start Records

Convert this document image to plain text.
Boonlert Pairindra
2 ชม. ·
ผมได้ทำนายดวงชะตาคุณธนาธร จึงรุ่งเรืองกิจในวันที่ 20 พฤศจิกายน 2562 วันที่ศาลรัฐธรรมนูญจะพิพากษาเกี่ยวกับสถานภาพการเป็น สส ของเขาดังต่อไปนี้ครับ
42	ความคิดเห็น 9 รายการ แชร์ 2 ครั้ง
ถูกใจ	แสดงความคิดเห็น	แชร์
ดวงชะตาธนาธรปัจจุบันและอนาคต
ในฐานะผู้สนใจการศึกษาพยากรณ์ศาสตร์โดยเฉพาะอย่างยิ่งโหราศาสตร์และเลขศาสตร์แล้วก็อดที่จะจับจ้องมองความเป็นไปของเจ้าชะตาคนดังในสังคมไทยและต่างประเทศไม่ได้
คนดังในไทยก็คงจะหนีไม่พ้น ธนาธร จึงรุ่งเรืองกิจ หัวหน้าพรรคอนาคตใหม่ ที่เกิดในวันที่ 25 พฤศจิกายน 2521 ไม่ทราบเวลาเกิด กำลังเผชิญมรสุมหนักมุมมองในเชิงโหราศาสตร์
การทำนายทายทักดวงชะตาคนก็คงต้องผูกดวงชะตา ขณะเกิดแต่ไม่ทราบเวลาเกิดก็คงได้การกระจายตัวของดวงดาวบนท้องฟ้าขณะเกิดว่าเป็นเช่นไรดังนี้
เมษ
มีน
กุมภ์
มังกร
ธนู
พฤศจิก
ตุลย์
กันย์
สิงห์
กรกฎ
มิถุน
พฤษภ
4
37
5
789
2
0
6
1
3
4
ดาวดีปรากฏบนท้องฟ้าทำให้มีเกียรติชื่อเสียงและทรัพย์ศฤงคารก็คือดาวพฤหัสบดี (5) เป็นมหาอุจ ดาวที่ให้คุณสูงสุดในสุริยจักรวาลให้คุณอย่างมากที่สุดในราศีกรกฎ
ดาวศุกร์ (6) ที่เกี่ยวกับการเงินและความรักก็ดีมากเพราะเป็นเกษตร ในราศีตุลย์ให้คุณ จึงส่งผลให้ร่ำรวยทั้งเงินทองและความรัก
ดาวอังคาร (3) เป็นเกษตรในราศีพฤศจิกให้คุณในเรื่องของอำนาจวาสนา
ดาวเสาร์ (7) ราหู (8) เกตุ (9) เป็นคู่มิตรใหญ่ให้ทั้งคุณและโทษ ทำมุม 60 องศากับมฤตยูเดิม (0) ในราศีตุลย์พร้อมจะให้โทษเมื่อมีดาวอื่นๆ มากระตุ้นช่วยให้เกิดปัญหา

end Records

§ **What you are asked to do**
Could you quote the material above in full, exactly as it stands?

§ **Task response**
Convert this document image to plain text.
Boonlert Pairindra
2 ชม. ·
ผมได้ทำนายดวงชะตาคุณธนาธร จึงรุ่งเรืองกิจในวันที่ 20 พฤศจิกายน 2562 วันที่ศาลรัฐธรรมนูญจะพิพากษาเกี่ยวกับสถานภาพการเป็น สส ของเขาดังต่อไปนี้ครับ
42	ความคิดเห็น 9 รายการ แชร์ 2 ครั้ง
ถูกใจ	แสดงความคิดเห็น	แชร์
ดวงชะตาธนาธรปัจจุบันและอนาคต
ในฐานะผู้สนใจการศึกษาพยากรณ์ศาสตร์โดยเฉพาะอย่างยิ่งโหราศาสตร์และเลขศาสตร์แล้วก็อดที่จะจับจ้องมองความเป็นไปของเจ้าชะตาคนดังในสังคมไทยและต่างประเทศไม่ได้
คนดังในไทยก็คงจะหนีไม่พ้น ธนาธร จึงรุ่งเรืองกิจ หัวหน้าพรรคอนาคตใหม่ ที่เกิดในวันที่ 25 พฤศจิกายน 2521 ไม่ทราบเวลาเกิด กำลังเผชิญมรสุมหนักมุมมองในเชิงโหราศาสตร์
การทำนายทายทักดวงชะตาคนก็คงต้องผูกดวงชะตา ขณะเกิดแต่ไม่ทราบเวลาเกิดก็คงได้การกระจายตัวของดวงดาวบนท้องฟ้าขณะเกิดว่าเป็นเช่นไรดังนี้
เมษ
มีน
กุมภ์
มังกร
ธนู
พฤศจิก
ตุลย์
กันย์
สิงห์
กรกฎ
มิถุน
พฤษภ
4
37
5
789
2
0
6
1
3
4
ดาวดีปรากฏบนท้องฟ้าทำให้มีเกียรติชื่อเสียงและทรัพย์ศฤงคารก็คือดาวพฤหัสบดี (5) เป็นมหาอุจ ดาวที่ให้คุณสูงสุดในสุริยจักรวาลให้คุณอย่างมากที่สุดในราศีกรกฎ
ดาวศุกร์ (6) ที่เกี่ยวกับการเงินและความรักก็ดีมากเพราะเป็นเกษตร ในราศีตุลย์ให้คุณ จึงส่งผลให้ร่ำรวยทั้งเงินทองและความรัก
ดาวอังคาร (3) เป็นเกษตรในราศีพฤศจิกให้คุณในเรื่องของอำนาจวาสนา
ดาวเสาร์ (7) ราหู (8) เกตุ (9) เป็นคู่มิตรใหญ่ให้ทั้งคุณและโทษ ทำมุม 60 องศากับมฤตยูเดิม (0) ในราศีตุลย์พร้อมจะให้โทษเมื่อมีดาวอื่นๆ มากระตุ้นช่วยให้เกิดปัญหา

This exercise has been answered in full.